> _Problem_: Review the material and extract every line in which the word "meaning" occurs.

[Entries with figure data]
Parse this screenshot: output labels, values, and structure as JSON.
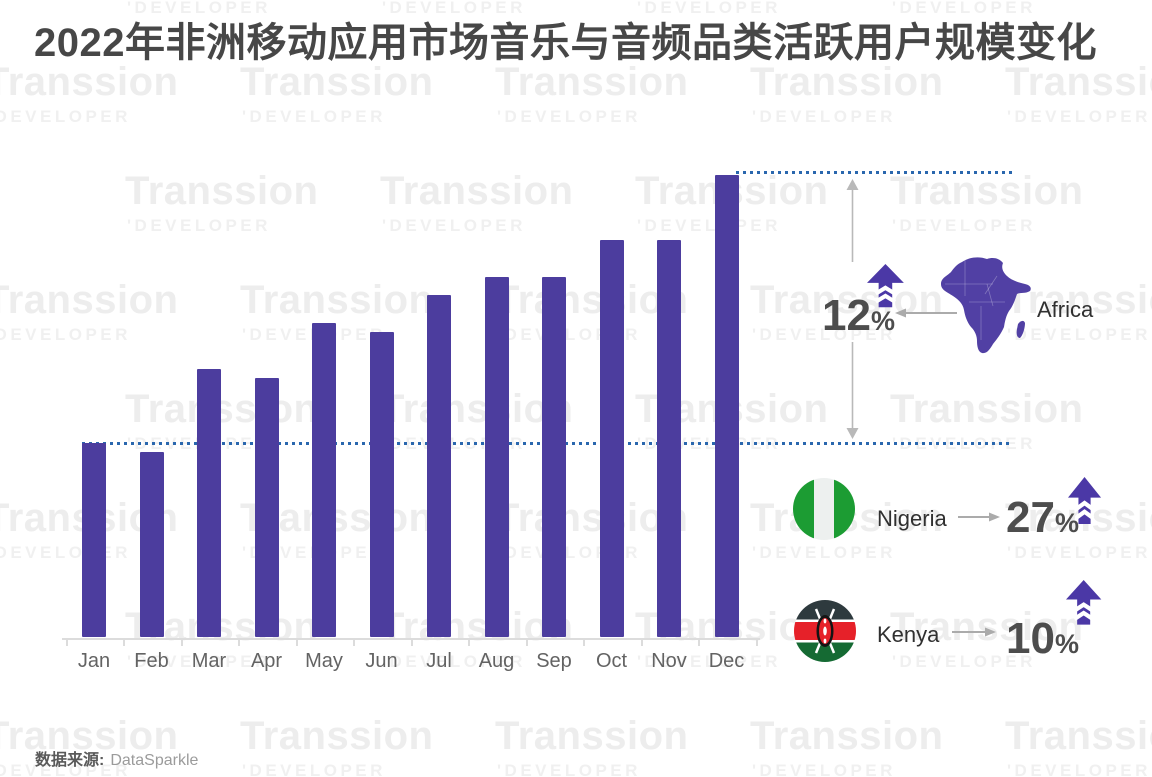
{
  "title": "2022年非洲移动应用市场音乐与音频品类活跃用户规模变化",
  "watermark": {
    "brand": "Transsion",
    "sub": "'DEVELOPER"
  },
  "chart_data": {
    "type": "bar",
    "title": "2022年非洲移动应用市场音乐与音频品类活跃用户规模变化",
    "categories": [
      "Jan",
      "Feb",
      "Mar",
      "Apr",
      "May",
      "Jun",
      "Jul",
      "Aug",
      "Sep",
      "Oct",
      "Nov",
      "Dec"
    ],
    "values": [
      42,
      40,
      58,
      56,
      68,
      66,
      74,
      78,
      78,
      86,
      86,
      100
    ],
    "xlabel": "",
    "ylabel": "",
    "ylim": [
      0,
      100
    ],
    "grid": false,
    "legend": "none",
    "bar_color": "#4C3D9E",
    "reference_lines": [
      {
        "at_value": 42,
        "style": "dotted",
        "color": "#2a67ae",
        "meaning": "Jan level"
      },
      {
        "at_value": 100,
        "style": "dotted",
        "color": "#2a67ae",
        "meaning": "Dec level"
      }
    ]
  },
  "annotations": {
    "africa": {
      "label": "Africa",
      "value": "12",
      "sign": "%"
    },
    "nigeria": {
      "label": "Nigeria",
      "value": "27",
      "sign": "%"
    },
    "kenya": {
      "label": "Kenya",
      "value": "10",
      "sign": "%"
    }
  },
  "source": {
    "prefix": "数据来源:",
    "name": "DataSparkle"
  },
  "colors": {
    "bar": "#4C3D9E",
    "dotted_line": "#2a67ae",
    "title_text": "#474747",
    "pct_text": "#4d4d4d",
    "map_fill": "#5140A4",
    "up_arrow": "#4B38A6",
    "gray_arrow": "#ababab",
    "watermark": "#ededed",
    "nigeria_green": "#1C9C33",
    "kenya_black": "#2E3A3E",
    "kenya_red": "#E62129",
    "kenya_green": "#156A33"
  }
}
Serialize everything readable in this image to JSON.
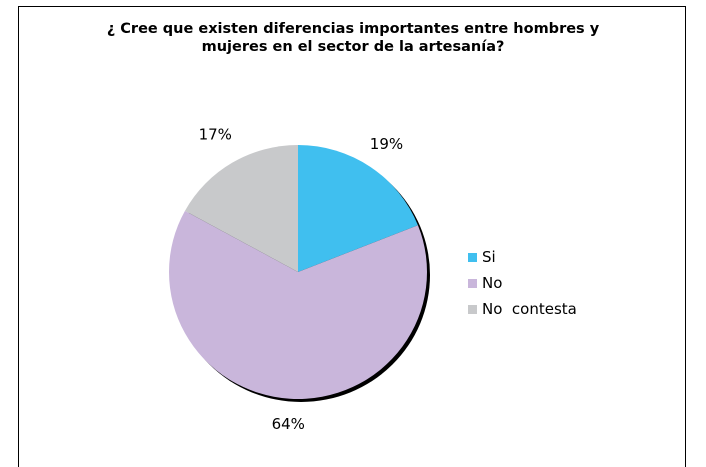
{
  "chart_data": {
    "type": "pie",
    "title": "¿ Cree que existen diferencias importantes entre hombres y\nmujeres en el sector de la artesanía?",
    "categories": [
      "Si",
      "No",
      "No  contesta"
    ],
    "values": [
      19,
      64,
      17
    ],
    "labels": [
      "19%",
      "64%",
      "17%"
    ],
    "colors": [
      "#40BFEF",
      "#C9B6DB",
      "#C8C9CB"
    ],
    "legend_position": "right"
  }
}
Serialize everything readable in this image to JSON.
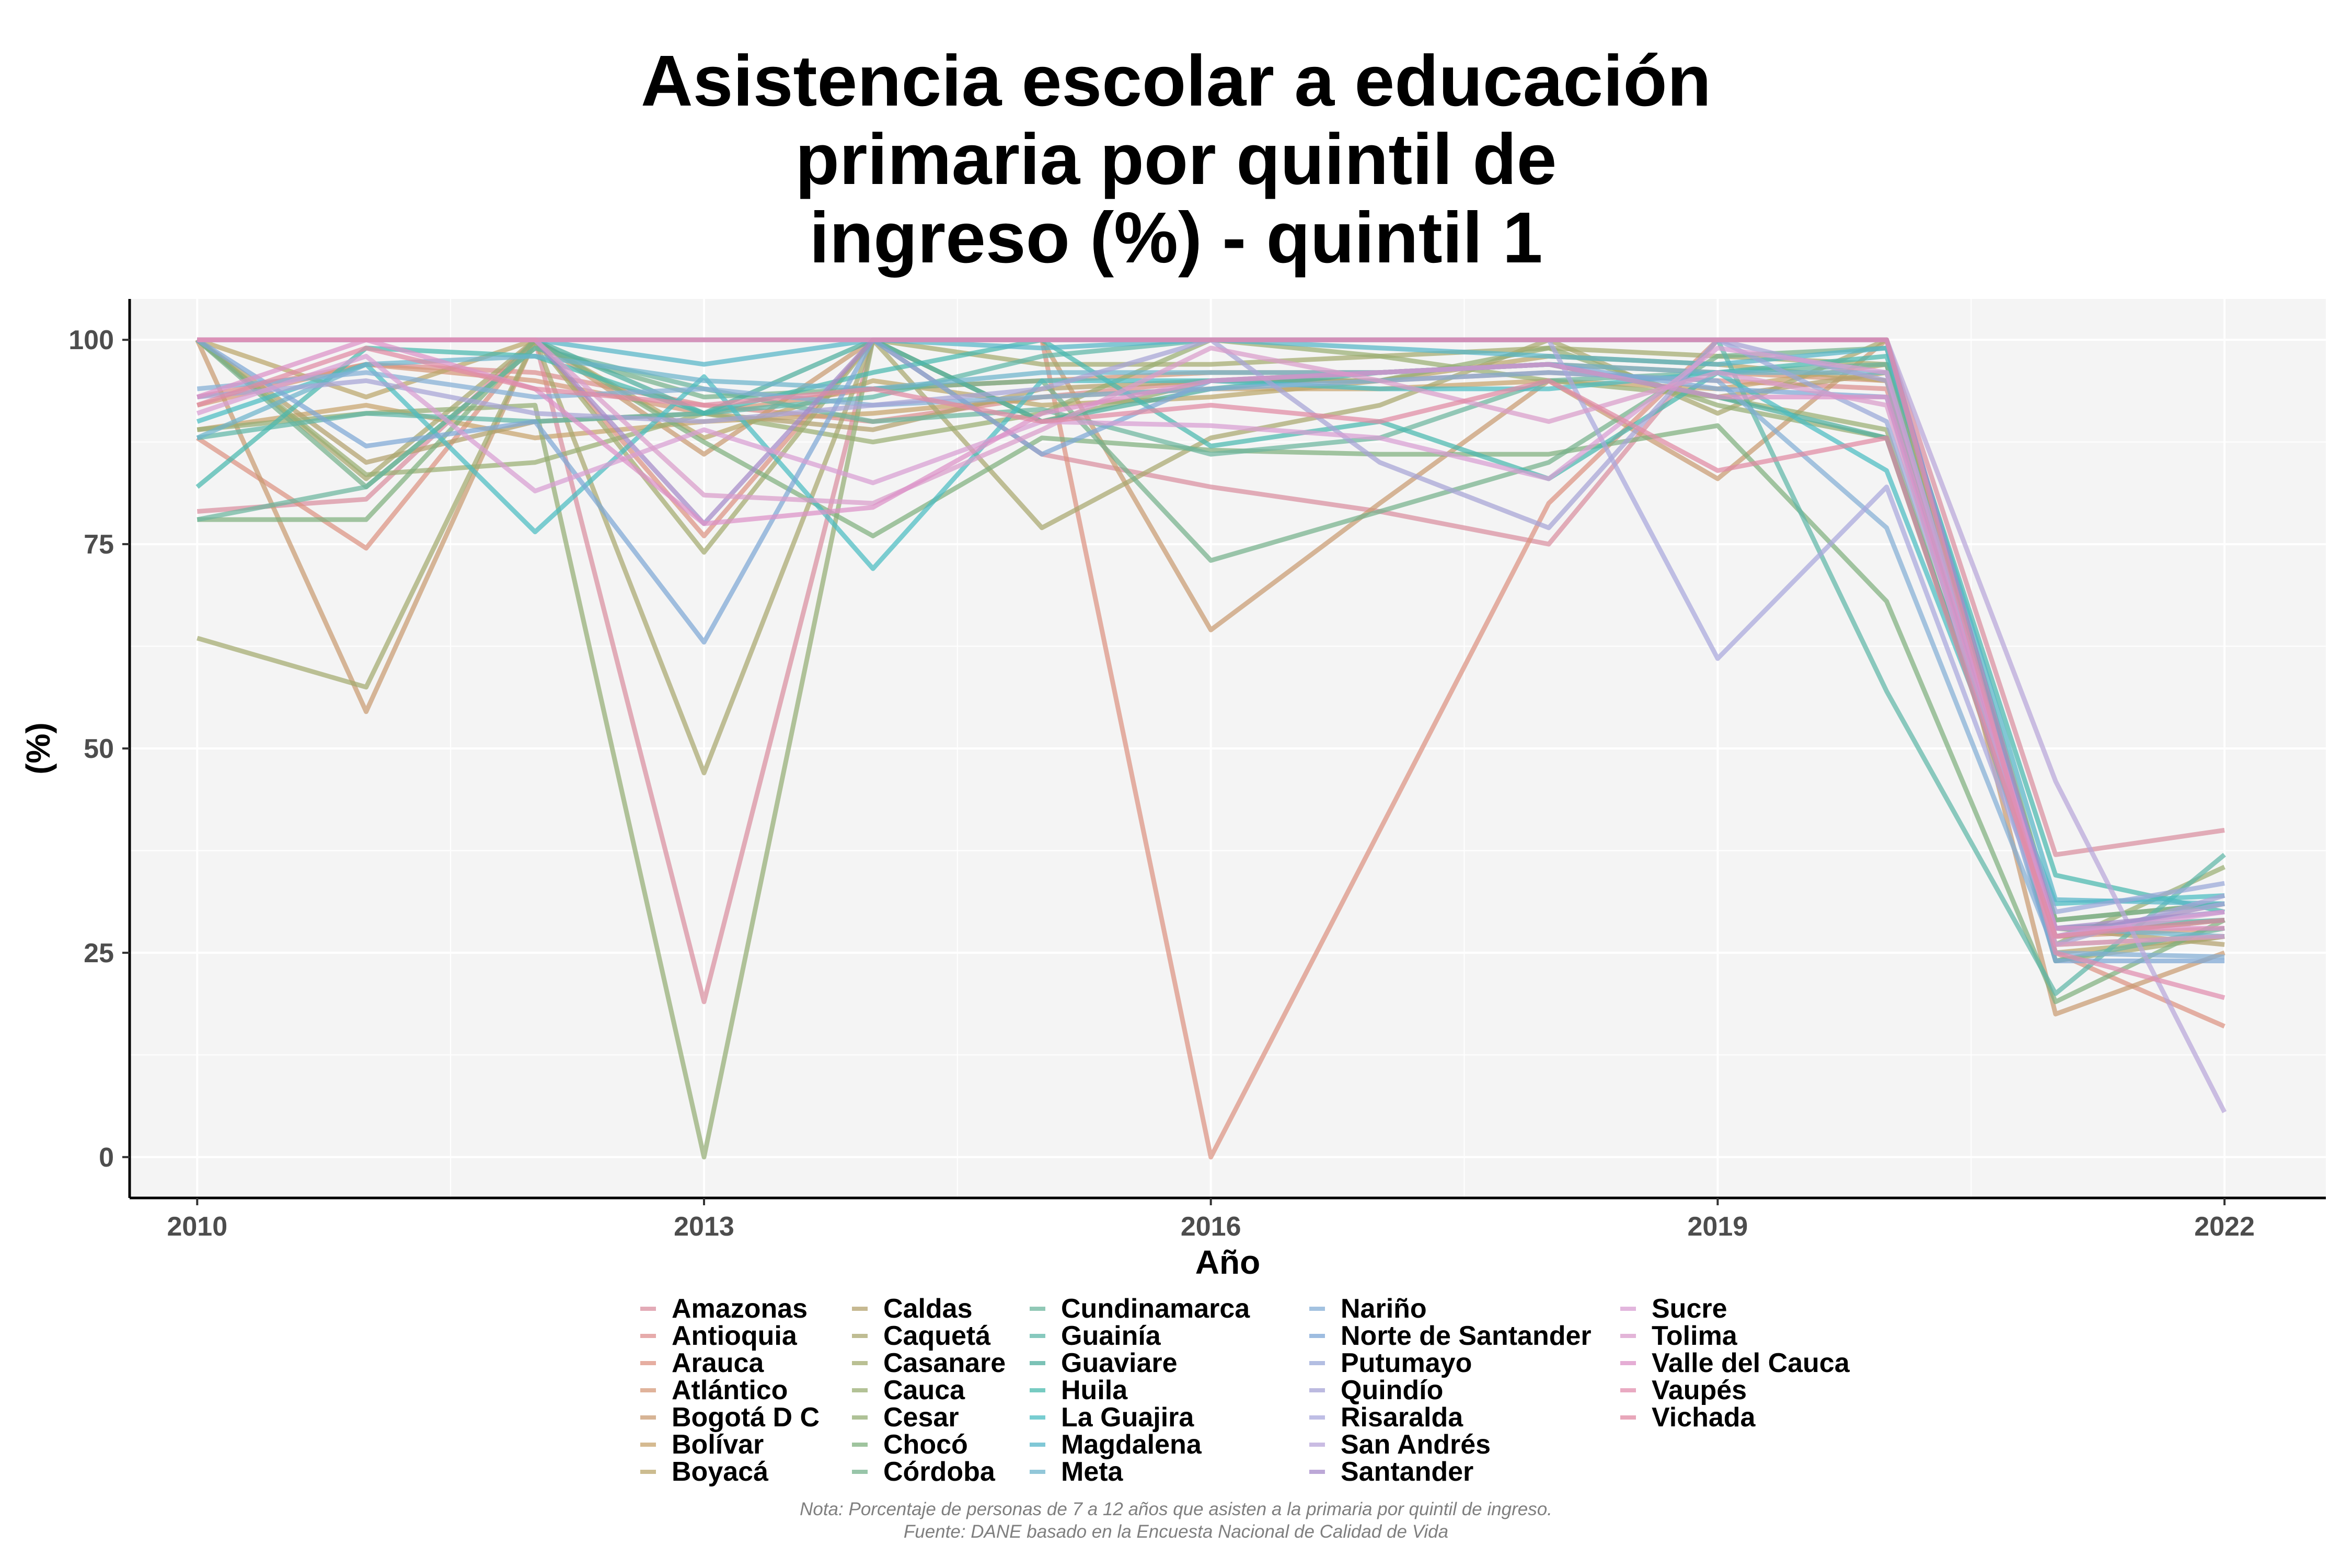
{
  "title_lines": [
    "Asistencia escolar a educación",
    "primaria por quintil de",
    "ingreso (%) - quintil 1"
  ],
  "footnote": {
    "note": "Nota: Porcentaje de personas de 7 a 12 años que asisten a la primaria por quintil de ingreso.",
    "source": "Fuente: DANE basado en la Encuesta Nacional de Calidad de Vida"
  },
  "chart_data": {
    "type": "line",
    "title": "Asistencia escolar a educación primaria por quintil de ingreso (%) - quintil 1",
    "xlabel": "Año",
    "ylabel": "(%)",
    "xlim": [
      2009.6,
      2022.6
    ],
    "ylim": [
      -5,
      105
    ],
    "x_ticks": [
      2010,
      2013,
      2016,
      2019,
      2022
    ],
    "y_ticks": [
      0,
      25,
      50,
      75,
      100
    ],
    "grid": true,
    "legend_position": "bottom",
    "x": [
      2010,
      2011,
      2012,
      2013,
      2014,
      2015,
      2016,
      2017,
      2018,
      2019,
      2020,
      2021,
      2022
    ],
    "series": [
      {
        "name": "Amazonas",
        "color": "#d98f9f",
        "values": [
          79,
          80.5,
          100,
          19,
          100,
          86,
          82,
          79,
          75,
          100,
          100,
          37,
          40
        ]
      },
      {
        "name": "Antioquia",
        "color": "#dd8f8f",
        "values": [
          93,
          97,
          96,
          92,
          90,
          93,
          95,
          95,
          96,
          95,
          94,
          27,
          31
        ]
      },
      {
        "name": "Arauca",
        "color": "#dd9382",
        "values": [
          88,
          74.5,
          100,
          76,
          100,
          100,
          0,
          40,
          80,
          100,
          100,
          25,
          16
        ]
      },
      {
        "name": "Atlántico",
        "color": "#d5997a",
        "values": [
          92,
          97,
          95,
          91,
          94,
          95,
          96,
          96,
          97,
          96,
          95,
          27,
          28
        ]
      },
      {
        "name": "Bogotá D C",
        "color": "#c99b71",
        "values": [
          100,
          54.5,
          100,
          86,
          100,
          100,
          64.5,
          80,
          95,
          83,
          100,
          17.5,
          25
        ]
      },
      {
        "name": "Bolívar",
        "color": "#c7a36c",
        "values": [
          89,
          92,
          88,
          90,
          91,
          93,
          94,
          94,
          95,
          94,
          97,
          26,
          27
        ]
      },
      {
        "name": "Boyacá",
        "color": "#bba66b",
        "values": [
          100,
          93,
          100,
          88,
          95,
          92,
          93,
          95,
          98,
          97,
          95,
          25,
          27
        ]
      },
      {
        "name": "Caldas",
        "color": "#b3a16d",
        "values": [
          100,
          85,
          90,
          91,
          89,
          94,
          95,
          96,
          97,
          93,
          96,
          28,
          26
        ]
      },
      {
        "name": "Caquetá",
        "color": "#a9a76f",
        "values": [
          100,
          83,
          100,
          47,
          100,
          77,
          88,
          92,
          100,
          91,
          100,
          24,
          27
        ]
      },
      {
        "name": "Casanare",
        "color": "#a3ab6f",
        "values": [
          63.5,
          57.5,
          100,
          74,
          100,
          97,
          97,
          98,
          99,
          98,
          97,
          29,
          31
        ]
      },
      {
        "name": "Cauca",
        "color": "#9aae73",
        "values": [
          100,
          83.5,
          85,
          91,
          87.5,
          91,
          100,
          98,
          95,
          93,
          89,
          26,
          35.5
        ]
      },
      {
        "name": "Cesar",
        "color": "#94ad74",
        "values": [
          89,
          91,
          92,
          0,
          100,
          90,
          95,
          95,
          99,
          92,
          88,
          27,
          29
        ]
      },
      {
        "name": "Chocó",
        "color": "#7fb07e",
        "values": [
          78,
          78,
          100,
          87.5,
          76,
          88,
          86.5,
          86,
          86,
          89.5,
          68,
          19,
          29
        ]
      },
      {
        "name": "Córdoba",
        "color": "#76b28c",
        "values": [
          100,
          82,
          99,
          93,
          94,
          95,
          73,
          79,
          85,
          98,
          99,
          29,
          31
        ]
      },
      {
        "name": "Cundinamarca",
        "color": "#6cb69e",
        "values": [
          78,
          82,
          99,
          94,
          90,
          91.5,
          86,
          88,
          95,
          96,
          97,
          24,
          28
        ]
      },
      {
        "name": "Guainía",
        "color": "#5fb7a8",
        "values": [
          88,
          91,
          90,
          91,
          93,
          98,
          100,
          100,
          100,
          100,
          57,
          20,
          37
        ]
      },
      {
        "name": "Guaviare",
        "color": "#4fae9e",
        "values": [
          100,
          100,
          100,
          91,
          100,
          90,
          94,
          96,
          97,
          93,
          88,
          28,
          29
        ]
      },
      {
        "name": "Huila",
        "color": "#4ab9ae",
        "values": [
          82,
          99,
          98,
          91,
          96,
          100,
          87,
          90,
          83,
          96,
          98,
          34.5,
          30
        ]
      },
      {
        "name": "La Guajira",
        "color": "#4bbcc2",
        "values": [
          90,
          97,
          76.5,
          95.5,
          72,
          95,
          95,
          94,
          94,
          96,
          84,
          31,
          32
        ]
      },
      {
        "name": "Magdalena",
        "color": "#56b6c8",
        "values": [
          100,
          100,
          100,
          97,
          100,
          99,
          100,
          99,
          98,
          97,
          99,
          31.5,
          31
        ]
      },
      {
        "name": "Meta",
        "color": "#6db4cc",
        "values": [
          88,
          97,
          98,
          95,
          94,
          96,
          96,
          96,
          97,
          96,
          96,
          28,
          27
        ]
      },
      {
        "name": "Nariño",
        "color": "#84aed5",
        "values": [
          94,
          96,
          93,
          94,
          92,
          93,
          94,
          95,
          96,
          95,
          77,
          25,
          24.5
        ]
      },
      {
        "name": "Norte de Santander",
        "color": "#7ea7d6",
        "values": [
          100,
          87,
          90,
          63,
          100,
          86,
          95,
          96,
          97,
          94,
          93,
          24,
          24
        ]
      },
      {
        "name": "Putumayo",
        "color": "#99a8d8",
        "values": [
          100,
          100,
          100,
          100,
          100,
          100,
          100,
          100,
          100,
          100,
          90,
          30,
          33.5
        ]
      },
      {
        "name": "Quindío",
        "color": "#a6a3d6",
        "values": [
          93,
          95,
          91,
          90,
          92,
          94,
          100,
          85,
          77,
          100,
          95,
          26,
          32
        ]
      },
      {
        "name": "Risaralda",
        "color": "#a9a8dc",
        "values": [
          100,
          100,
          100,
          100,
          100,
          100,
          100,
          100,
          100,
          61,
          82,
          27,
          31
        ]
      },
      {
        "name": "San Andrés",
        "color": "#b8a6da",
        "values": [
          100,
          100,
          100,
          100,
          100,
          100,
          100,
          100,
          100,
          100,
          100,
          46,
          5.5
        ]
      },
      {
        "name": "Santander",
        "color": "#a58bc9",
        "values": [
          100,
          100,
          100,
          77.5,
          100,
          100,
          100,
          100,
          100,
          100,
          100,
          28,
          30
        ]
      },
      {
        "name": "Sucre",
        "color": "#d89ed2",
        "values": [
          91,
          98,
          81.5,
          89,
          82.5,
          90,
          89.5,
          88,
          83,
          99,
          96,
          27,
          30
        ]
      },
      {
        "name": "Tolima",
        "color": "#d99ccb",
        "values": [
          100,
          100,
          100,
          81,
          80,
          89,
          99,
          95,
          90,
          96,
          92,
          26,
          27
        ]
      },
      {
        "name": "Valle del Cauca",
        "color": "#dc91c7",
        "values": [
          93,
          100,
          94,
          77.5,
          79.5,
          91,
          95,
          96,
          97,
          93,
          93,
          28,
          28
        ]
      },
      {
        "name": "Vaupés",
        "color": "#e18eae",
        "values": [
          100,
          100,
          100,
          100,
          100,
          100,
          100,
          100,
          100,
          100,
          100,
          25,
          19.5
        ]
      },
      {
        "name": "Vichada",
        "color": "#e08aa3",
        "values": [
          92,
          99,
          94,
          92,
          94,
          90,
          92,
          90,
          95,
          84,
          88,
          27,
          29
        ]
      }
    ]
  }
}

> _Task output_:
        "meaning": "Jan level"
        "meaning": "Dec level"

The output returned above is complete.